Copy the data exactly as it appears, and do not include any pictures.

______________________________

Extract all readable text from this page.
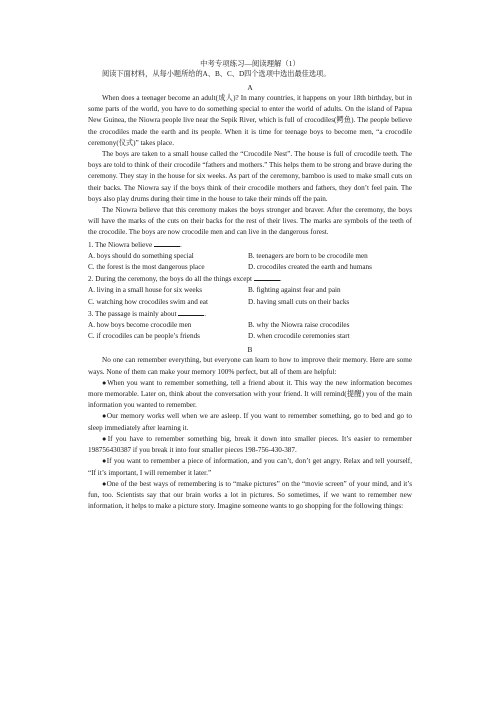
中考专项练习—阅读理解（1）
阅读下面材料，从每小题所给的A、B、C、D四个选项中选出最佳选项。
A

When does a teenager become an adult(成人)? In many countries, it happens on your 18th birthday, but in some parts of the world, you have to do something special to enter the world of adults. On the island of Papua New Guinea, the Niowra people live near the Sepik River, which is full of crocodiles(鳄鱼). The people believe the crocodiles made the earth and its people. When it is time for teenage boys to become men, “a crocodile ceremony(仪式)” takes place.

The boys are taken to a small house called the “Crocodile Nest”. The house is full of crocodile teeth. The boys are told to think of their crocodile “fathers and mothers.” This helps them to be strong and brave during the ceremony. They stay in the house for six weeks. As part of the ceremony, bamboo is used to make small cuts on their backs. The Niowra say if the boys think of their crocodile mothers and fathers, they don’t feel pain. The boys also play drums during their time in the house to take their minds off the pain.

The Niowra believe that this ceremony makes the boys stronger and braver. After the ceremony, the boys will have the marks of the cuts on their backs for the rest of their lives. The marks are symbols of the teeth of the crocodile. The boys are now crocodile men and can live in the dangerous forest.

1. The Niowra believe	.
A. boys should do something special	B. teenagers are born to be crocodile men
C. the forest is the most dangerous place	D. crocodiles created the earth and humans
2. During the ceremony, the boys do all the things except	.
A. living in a small house for six weeks	B. fighting against fear and pain
C. watching how crocodiles swim and eat	D. having small cuts on their backs
3. The passage is mainly about	.
A. how boys become crocodile men	B. why the Niowra raise crocodiles
C. if crocodiles can be people’s friends	D. when crocodile ceremonies start
B

No one can remember everything, but everyone can learn to how to improve their memory. Here are some ways. None of them can make your memory 100% perfect, but all of them are helpful:

●When you want to remember something, tell a friend about it. This way the new information becomes more memorable. Later on, think about the conversation with your friend. It will remind(提醒) you of the main information you wanted to remember.

●Our memory works well when we are asleep. If you want to remember something, go to bed and go to sleep immediately after learning it.

●If you have to remember something big, break it down into smaller pieces. It’s easier to remember 198756430387 if you break it into four smaller pieces 198-756-430-387.

●If you want to remember a piece of information, and you can’t, don’t get angry. Relax and tell yourself, “If it’s important, I will remember it later.”

●One of the best ways of remembering is to “make pictures” on the “movie screen” of your mind, and it’s fun, too. Scientists say that our brain works a lot in pictures. So sometimes, if we want to remember new information, it helps to make a picture story. Imagine someone wants to go shopping for the following things:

______________________________

### TASK SOLUTION
Extract all readable text from this page.
中考专项练习—阅读理解（1）
阅读下面材料，从每小题所给的A、B、C、D四个选项中选出最佳选项。
A

When does a teenager become an adult(成人)? In many countries, it happens on your 18th birthday, but in some parts of the world, you have to do something special to enter the world of adults. On the island of Papua New Guinea, the Niowra people live near the Sepik River, which is full of crocodiles(鳄鱼). The people believe the crocodiles made the earth and its people. When it is time for teenage boys to become men, “a crocodile ceremony(仪式)” takes place.

The boys are taken to a small house called the “Crocodile Nest”. The house is full of crocodile teeth. The boys are told to think of their crocodile “fathers and mothers.” This helps them to be strong and brave during the ceremony. They stay in the house for six weeks. As part of the ceremony, bamboo is used to make small cuts on their backs. The Niowra say if the boys think of their crocodile mothers and fathers, they don’t feel pain. The boys also play drums during their time in the house to take their minds off the pain.

The Niowra believe that this ceremony makes the boys stronger and braver. After the ceremony, the boys will have the marks of the cuts on their backs for the rest of their lives. The marks are symbols of the teeth of the crocodile. The boys are now crocodile men and can live in the dangerous forest.

1. The Niowra believe	.
A. boys should do something special	B. teenagers are born to be crocodile men
C. the forest is the most dangerous place	D. crocodiles created the earth and humans
2. During the ceremony, the boys do all the things except	.
A. living in a small house for six weeks	B. fighting against fear and pain
C. watching how crocodiles swim and eat	D. having small cuts on their backs
3. The passage is mainly about	.
A. how boys become crocodile men	B. why the Niowra raise crocodiles
C. if crocodiles can be people’s friends	D. when crocodile ceremonies start
B

No one can remember everything, but everyone can learn to how to improve their memory. Here are some ways. None of them can make your memory 100% perfect, but all of them are helpful:

●When you want to remember something, tell a friend about it. This way the new information becomes more memorable. Later on, think about the conversation with your friend. It will remind(提醒) you of the main information you wanted to remember.

●Our memory works well when we are asleep. If you want to remember something, go to bed and go to sleep immediately after learning it.

●If you have to remember something big, break it down into smaller pieces. It’s easier to remember 198756430387 if you break it into four smaller pieces 198-756-430-387.

●If you want to remember a piece of information, and you can’t, don’t get angry. Relax and tell yourself, “If it’s important, I will remember it later.”

●One of the best ways of remembering is to “make pictures” on the “movie screen” of your mind, and it’s fun, too. Scientists say that our brain works a lot in pictures. So sometimes, if we want to remember new information, it helps to make a picture story. Imagine someone wants to go shopping for the following things:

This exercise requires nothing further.